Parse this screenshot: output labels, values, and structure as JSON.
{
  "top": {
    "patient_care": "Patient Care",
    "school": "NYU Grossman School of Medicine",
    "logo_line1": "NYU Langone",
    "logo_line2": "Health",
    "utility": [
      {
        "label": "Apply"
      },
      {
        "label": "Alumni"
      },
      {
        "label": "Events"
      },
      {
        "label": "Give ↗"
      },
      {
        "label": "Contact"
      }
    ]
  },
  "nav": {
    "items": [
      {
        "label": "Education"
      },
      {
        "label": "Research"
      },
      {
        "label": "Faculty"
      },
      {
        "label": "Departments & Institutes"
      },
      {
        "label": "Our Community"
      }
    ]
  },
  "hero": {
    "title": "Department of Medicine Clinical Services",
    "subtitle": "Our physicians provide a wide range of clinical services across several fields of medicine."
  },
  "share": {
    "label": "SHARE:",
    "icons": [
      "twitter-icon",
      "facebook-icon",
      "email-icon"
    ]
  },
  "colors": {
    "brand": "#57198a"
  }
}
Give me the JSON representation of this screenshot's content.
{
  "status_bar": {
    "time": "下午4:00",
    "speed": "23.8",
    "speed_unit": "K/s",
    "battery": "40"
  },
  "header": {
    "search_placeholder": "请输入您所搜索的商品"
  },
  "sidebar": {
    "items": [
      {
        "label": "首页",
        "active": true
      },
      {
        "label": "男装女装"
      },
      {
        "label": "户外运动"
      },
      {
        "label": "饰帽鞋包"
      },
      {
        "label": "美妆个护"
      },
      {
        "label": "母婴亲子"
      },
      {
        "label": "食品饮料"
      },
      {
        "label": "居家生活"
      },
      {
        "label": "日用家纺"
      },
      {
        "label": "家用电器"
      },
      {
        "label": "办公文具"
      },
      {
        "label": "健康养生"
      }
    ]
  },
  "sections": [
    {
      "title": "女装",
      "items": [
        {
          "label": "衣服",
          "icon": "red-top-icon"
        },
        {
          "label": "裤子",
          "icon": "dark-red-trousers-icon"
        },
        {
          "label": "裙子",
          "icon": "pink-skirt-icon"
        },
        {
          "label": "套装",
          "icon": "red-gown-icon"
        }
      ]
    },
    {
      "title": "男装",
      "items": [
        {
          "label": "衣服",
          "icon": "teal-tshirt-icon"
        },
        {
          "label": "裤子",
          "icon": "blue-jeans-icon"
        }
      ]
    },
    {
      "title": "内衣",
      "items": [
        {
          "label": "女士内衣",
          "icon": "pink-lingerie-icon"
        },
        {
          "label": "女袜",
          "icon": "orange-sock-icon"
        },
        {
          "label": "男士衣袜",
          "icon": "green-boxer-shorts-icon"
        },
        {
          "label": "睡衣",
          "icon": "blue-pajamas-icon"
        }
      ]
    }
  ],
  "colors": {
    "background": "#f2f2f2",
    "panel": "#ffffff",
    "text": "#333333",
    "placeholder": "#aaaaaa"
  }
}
═══
## [What the task requires]
Repeat every entry exactly as written above.

## [Answer]
Parse this screenshot: output labels, values, and structure as JSON.
{
  "top": {
    "patient_care": "Patient Care",
    "school": "NYU Grossman School of Medicine",
    "logo_line1": "NYU Langone",
    "logo_line2": "Health",
    "utility": [
      {
        "label": "Apply"
      },
      {
        "label": "Alumni"
      },
      {
        "label": "Events"
      },
      {
        "label": "Give ↗"
      },
      {
        "label": "Contact"
      }
    ]
  },
  "nav": {
    "items": [
      {
        "label": "Education"
      },
      {
        "label": "Research"
      },
      {
        "label": "Faculty"
      },
      {
        "label": "Departments & Institutes"
      },
      {
        "label": "Our Community"
      }
    ]
  },
  "hero": {
    "title": "Department of Medicine Clinical Services",
    "subtitle": "Our physicians provide a wide range of clinical services across several fields of medicine."
  },
  "share": {
    "label": "SHARE:",
    "icons": [
      "twitter-icon",
      "facebook-icon",
      "email-icon"
    ]
  },
  "colors": {
    "brand": "#57198a"
  }
}
Give me the JSON representation of this screenshot's content.
{
  "status_bar": {
    "time": "下午4:00",
    "speed": "23.8",
    "speed_unit": "K/s",
    "battery": "40"
  },
  "header": {
    "search_placeholder": "请输入您所搜索的商品"
  },
  "sidebar": {
    "items": [
      {
        "label": "首页",
        "active": true
      },
      {
        "label": "男装女装"
      },
      {
        "label": "户外运动"
      },
      {
        "label": "饰帽鞋包"
      },
      {
        "label": "美妆个护"
      },
      {
        "label": "母婴亲子"
      },
      {
        "label": "食品饮料"
      },
      {
        "label": "居家生活"
      },
      {
        "label": "日用家纺"
      },
      {
        "label": "家用电器"
      },
      {
        "label": "办公文具"
      },
      {
        "label": "健康养生"
      }
    ]
  },
  "sections": [
    {
      "title": "女装",
      "items": [
        {
          "label": "衣服",
          "icon": "red-top-icon"
        },
        {
          "label": "裤子",
          "icon": "dark-red-trousers-icon"
        },
        {
          "label": "裙子",
          "icon": "pink-skirt-icon"
        },
        {
          "label": "套装",
          "icon": "red-gown-icon"
        }
      ]
    },
    {
      "title": "男装",
      "items": [
        {
          "label": "衣服",
          "icon": "teal-tshirt-icon"
        },
        {
          "label": "裤子",
          "icon": "blue-jeans-icon"
        }
      ]
    },
    {
      "title": "内衣",
      "items": [
        {
          "label": "女士内衣",
          "icon": "pink-lingerie-icon"
        },
        {
          "label": "女袜",
          "icon": "orange-sock-icon"
        },
        {
          "label": "男士衣袜",
          "icon": "green-boxer-shorts-icon"
        },
        {
          "label": "睡衣",
          "icon": "blue-pajamas-icon"
        }
      ]
    }
  ],
  "colors": {
    "background": "#f2f2f2",
    "panel": "#ffffff",
    "text": "#333333",
    "placeholder": "#aaaaaa"
  }
}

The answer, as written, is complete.